RECORDS PROVIDED —
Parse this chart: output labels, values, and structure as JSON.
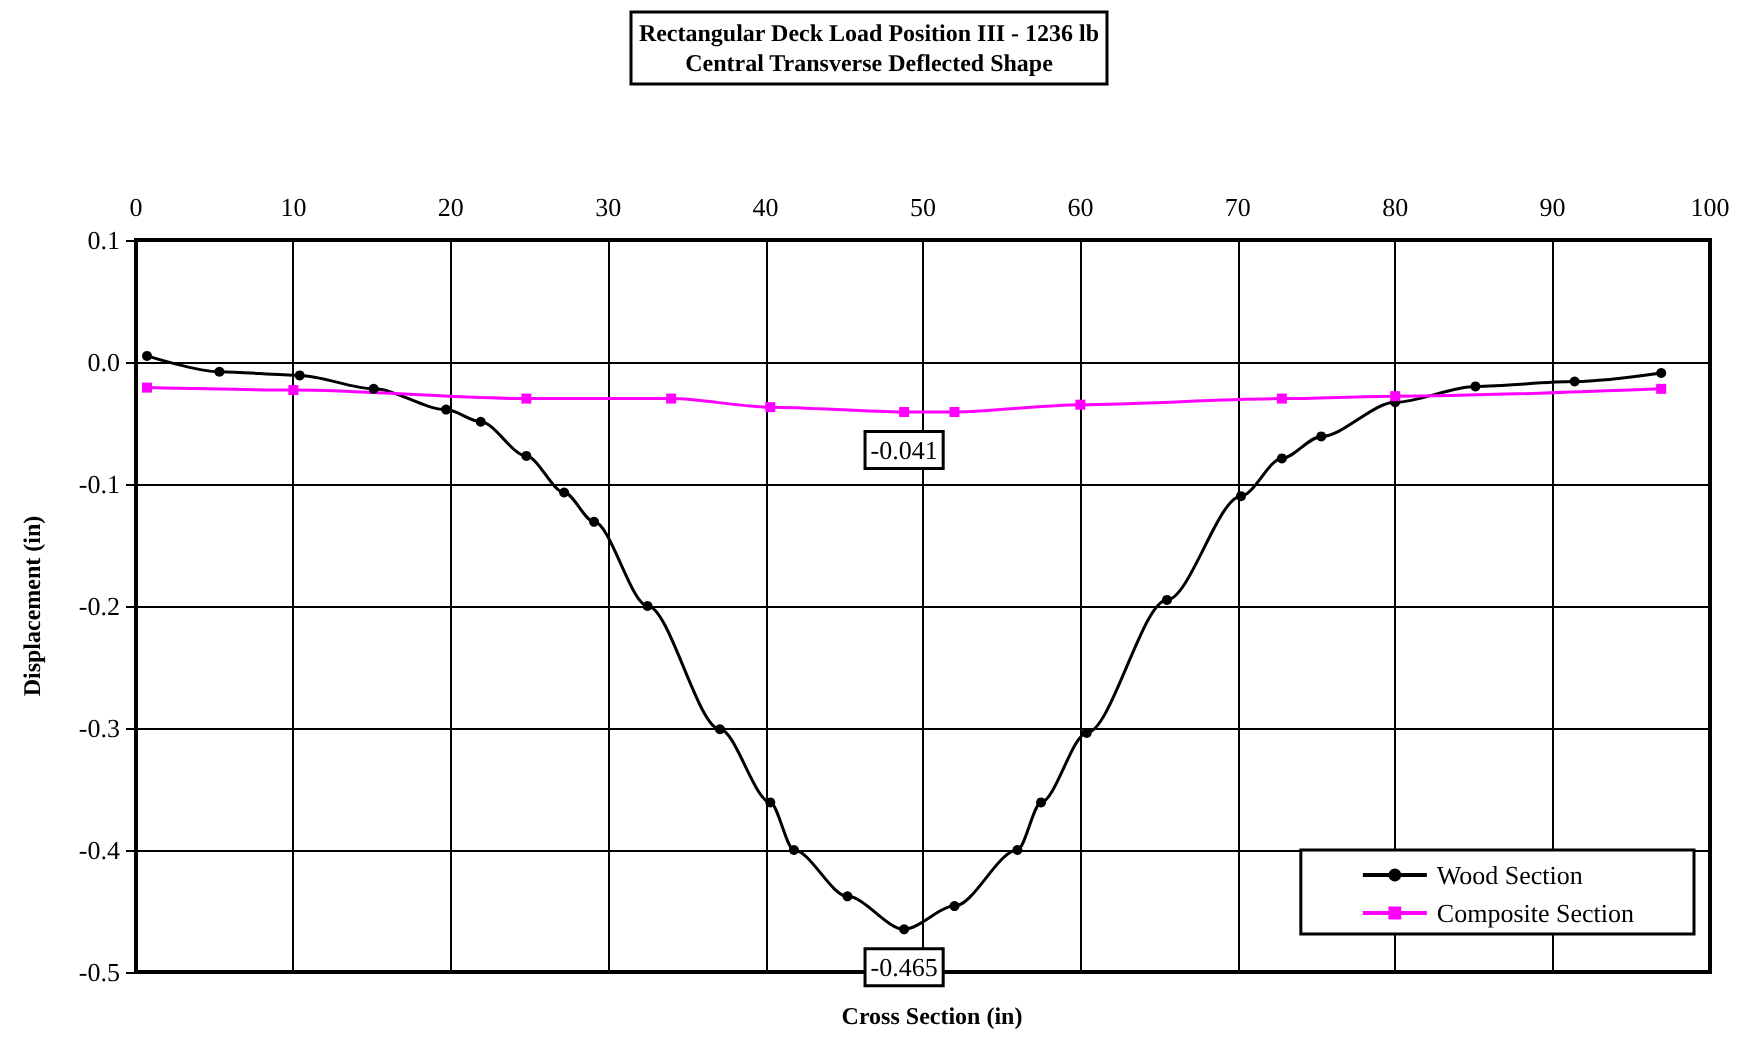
{
  "chart_data": {
    "type": "line",
    "title": "Rectangular Deck Load Position III - 1236 lb",
    "subtitle": "Central Transverse Deflected Shape",
    "xlabel": "Cross Section (in)",
    "ylabel": "Displacement (in)",
    "xlim": [
      0,
      100
    ],
    "xticks": [
      0,
      10,
      20,
      30,
      40,
      50,
      60,
      70,
      80,
      90,
      100
    ],
    "ylim": [
      -0.5,
      0.1
    ],
    "yticks": [
      0.1,
      {
        "value": 0,
        "label": "0.0"
      },
      -0.1,
      -0.2,
      -0.3,
      -0.4,
      -0.5
    ],
    "grid": true,
    "legend": "bottom right",
    "series": [
      {
        "name": "Wood Section",
        "color": "#000000",
        "marker": "circle",
        "x": [
          0.7,
          5.3,
          10.4,
          15.1,
          19.7,
          21.9,
          24.8,
          27.2,
          29.1,
          32.5,
          37.1,
          40.3,
          41.8,
          45.2,
          48.8,
          52.0,
          56.0,
          57.5,
          60.4,
          65.5,
          70.2,
          72.8,
          75.3,
          80.0,
          85.1,
          91.4,
          96.9
        ],
        "values": [
          0.005,
          -0.008,
          -0.011,
          -0.022,
          -0.039,
          -0.049,
          -0.077,
          -0.107,
          -0.131,
          -0.2,
          -0.301,
          -0.361,
          -0.4,
          -0.438,
          -0.465,
          -0.446,
          -0.4,
          -0.361,
          -0.304,
          -0.195,
          -0.11,
          -0.079,
          -0.061,
          -0.033,
          -0.02,
          -0.016,
          -0.009
        ],
        "value_labels": [
          null,
          null,
          null,
          null,
          null,
          null,
          null,
          null,
          null,
          null,
          null,
          null,
          null,
          null,
          "-0.465",
          null,
          null,
          null,
          null,
          null,
          null,
          null,
          null,
          null,
          null,
          null,
          null
        ]
      },
      {
        "name": "Composite Section",
        "color": "#ff00ff",
        "marker": "square",
        "x": [
          0.7,
          10,
          24.8,
          34,
          40.3,
          48.8,
          52,
          60,
          72.8,
          80,
          96.9
        ],
        "values": [
          -0.021,
          -0.023,
          -0.03,
          -0.03,
          -0.037,
          -0.041,
          -0.041,
          -0.035,
          -0.03,
          -0.028,
          -0.022
        ],
        "value_labels": [
          null,
          null,
          null,
          null,
          null,
          "-0.041",
          null,
          null,
          null,
          null,
          null
        ]
      }
    ]
  }
}
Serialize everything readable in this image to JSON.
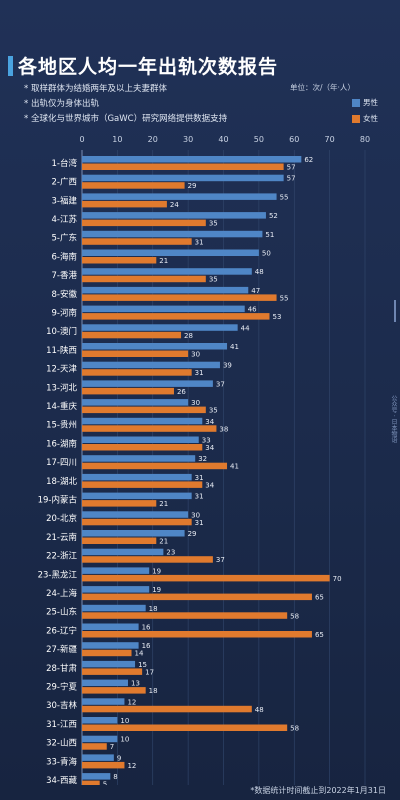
{
  "header": {
    "title": "各地区人均一年出轨次数报告",
    "notes": [
      "* 取样群体为结婚两年及以上夫妻群体",
      "* 出轨仅为身体出轨",
      "* 全球化与世界城市（GaWC）研究网络提供数据支持"
    ],
    "unit": "单位：次/（年·人）"
  },
  "legend": {
    "male_label": "男性",
    "female_label": "女性"
  },
  "colors": {
    "male": "#4f86c6",
    "female": "#e07a2e",
    "background": "#1b2a4a",
    "grid": "#33486e"
  },
  "footer": {
    "source": "*数据统计时间截止到2022年1月31日",
    "watermark": "公众号 · 日本物语"
  },
  "chart_data": {
    "type": "bar",
    "orientation": "horizontal",
    "xlim": [
      0,
      80
    ],
    "xticks": [
      0,
      10,
      20,
      30,
      40,
      50,
      60,
      70,
      80
    ],
    "grid": true,
    "legend_position": "top-right",
    "categories": [
      "1-台湾",
      "2-广西",
      "3-福建",
      "4-江苏",
      "5-广东",
      "6-海南",
      "7-香港",
      "8-安徽",
      "9-河南",
      "10-澳门",
      "11-陕西",
      "12-天津",
      "13-河北",
      "14-重庆",
      "15-贵州",
      "16-湖南",
      "17-四川",
      "18-湖北",
      "19-内蒙古",
      "20-北京",
      "21-云南",
      "22-浙江",
      "23-黑龙江",
      "24-上海",
      "25-山东",
      "26-辽宁",
      "27-新疆",
      "28-甘肃",
      "29-宁夏",
      "30-吉林",
      "31-江西",
      "32-山西",
      "33-青海",
      "34-西藏"
    ],
    "series": [
      {
        "name": "男性",
        "values": [
          62,
          57,
          55,
          52,
          51,
          50,
          48,
          47,
          46,
          44,
          41,
          39,
          37,
          30,
          34,
          33,
          32,
          31,
          31,
          30,
          29,
          23,
          19,
          19,
          18,
          16,
          16,
          15,
          13,
          12,
          10,
          10,
          9,
          8
        ]
      },
      {
        "name": "女性",
        "values": [
          57,
          29,
          24,
          35,
          31,
          21,
          35,
          55,
          53,
          28,
          30,
          31,
          26,
          35,
          38,
          34,
          41,
          34,
          21,
          31,
          21,
          37,
          70,
          65,
          58,
          65,
          14,
          17,
          18,
          48,
          58,
          7,
          12,
          5
        ]
      }
    ]
  }
}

GOAL OF THE EXERCISE — All of the lines above should be printed exactly, minus the pictures.

ANSWER BELOW —
Parse this chart: output labels, values, and structure as JSON.
{
  "chart_data": {
    "type": "line",
    "title": "Rectangular Deck Load Position III - 1236 lb",
    "subtitle": "Central Transverse Deflected Shape",
    "xlabel": "Cross Section (in)",
    "ylabel": "Displacement (in)",
    "xlim": [
      0,
      100
    ],
    "xticks": [
      0,
      10,
      20,
      30,
      40,
      50,
      60,
      70,
      80,
      90,
      100
    ],
    "ylim": [
      -0.5,
      0.1
    ],
    "yticks": [
      0.1,
      {
        "value": 0,
        "label": "0.0"
      },
      -0.1,
      -0.2,
      -0.3,
      -0.4,
      -0.5
    ],
    "grid": true,
    "legend": "bottom right",
    "series": [
      {
        "name": "Wood Section",
        "color": "#000000",
        "marker": "circle",
        "x": [
          0.7,
          5.3,
          10.4,
          15.1,
          19.7,
          21.9,
          24.8,
          27.2,
          29.1,
          32.5,
          37.1,
          40.3,
          41.8,
          45.2,
          48.8,
          52.0,
          56.0,
          57.5,
          60.4,
          65.5,
          70.2,
          72.8,
          75.3,
          80.0,
          85.1,
          91.4,
          96.9
        ],
        "values": [
          0.005,
          -0.008,
          -0.011,
          -0.022,
          -0.039,
          -0.049,
          -0.077,
          -0.107,
          -0.131,
          -0.2,
          -0.301,
          -0.361,
          -0.4,
          -0.438,
          -0.465,
          -0.446,
          -0.4,
          -0.361,
          -0.304,
          -0.195,
          -0.11,
          -0.079,
          -0.061,
          -0.033,
          -0.02,
          -0.016,
          -0.009
        ],
        "value_labels": [
          null,
          null,
          null,
          null,
          null,
          null,
          null,
          null,
          null,
          null,
          null,
          null,
          null,
          null,
          "-0.465",
          null,
          null,
          null,
          null,
          null,
          null,
          null,
          null,
          null,
          null,
          null,
          null
        ]
      },
      {
        "name": "Composite Section",
        "color": "#ff00ff",
        "marker": "square",
        "x": [
          0.7,
          10,
          24.8,
          34,
          40.3,
          48.8,
          52,
          60,
          72.8,
          80,
          96.9
        ],
        "values": [
          -0.021,
          -0.023,
          -0.03,
          -0.03,
          -0.037,
          -0.041,
          -0.041,
          -0.035,
          -0.03,
          -0.028,
          -0.022
        ],
        "value_labels": [
          null,
          null,
          null,
          null,
          null,
          "-0.041",
          null,
          null,
          null,
          null,
          null
        ]
      }
    ]
  }
}
Serialize everything readable in this image to JSON.
{
  "header": {
    "title": "各地区人均一年出轨次数报告",
    "notes": [
      "* 取样群体为结婚两年及以上夫妻群体",
      "* 出轨仅为身体出轨",
      "* 全球化与世界城市（GaWC）研究网络提供数据支持"
    ],
    "unit": "单位：次/（年·人）"
  },
  "legend": {
    "male_label": "男性",
    "female_label": "女性"
  },
  "colors": {
    "male": "#4f86c6",
    "female": "#e07a2e",
    "background": "#1b2a4a",
    "grid": "#33486e"
  },
  "footer": {
    "source": "*数据统计时间截止到2022年1月31日",
    "watermark": "公众号 · 日本物语"
  },
  "chart_data": {
    "type": "bar",
    "orientation": "horizontal",
    "xlim": [
      0,
      80
    ],
    "xticks": [
      0,
      10,
      20,
      30,
      40,
      50,
      60,
      70,
      80
    ],
    "grid": true,
    "legend_position": "top-right",
    "categories": [
      "1-台湾",
      "2-广西",
      "3-福建",
      "4-江苏",
      "5-广东",
      "6-海南",
      "7-香港",
      "8-安徽",
      "9-河南",
      "10-澳门",
      "11-陕西",
      "12-天津",
      "13-河北",
      "14-重庆",
      "15-贵州",
      "16-湖南",
      "17-四川",
      "18-湖北",
      "19-内蒙古",
      "20-北京",
      "21-云南",
      "22-浙江",
      "23-黑龙江",
      "24-上海",
      "25-山东",
      "26-辽宁",
      "27-新疆",
      "28-甘肃",
      "29-宁夏",
      "30-吉林",
      "31-江西",
      "32-山西",
      "33-青海",
      "34-西藏"
    ],
    "series": [
      {
        "name": "男性",
        "values": [
          62,
          57,
          55,
          52,
          51,
          50,
          48,
          47,
          46,
          44,
          41,
          39,
          37,
          30,
          34,
          33,
          32,
          31,
          31,
          30,
          29,
          23,
          19,
          19,
          18,
          16,
          16,
          15,
          13,
          12,
          10,
          10,
          9,
          8
        ]
      },
      {
        "name": "女性",
        "values": [
          57,
          29,
          24,
          35,
          31,
          21,
          35,
          55,
          53,
          28,
          30,
          31,
          26,
          35,
          38,
          34,
          41,
          34,
          21,
          31,
          21,
          37,
          70,
          65,
          58,
          65,
          14,
          17,
          18,
          48,
          58,
          7,
          12,
          5
        ]
      }
    ]
  }
}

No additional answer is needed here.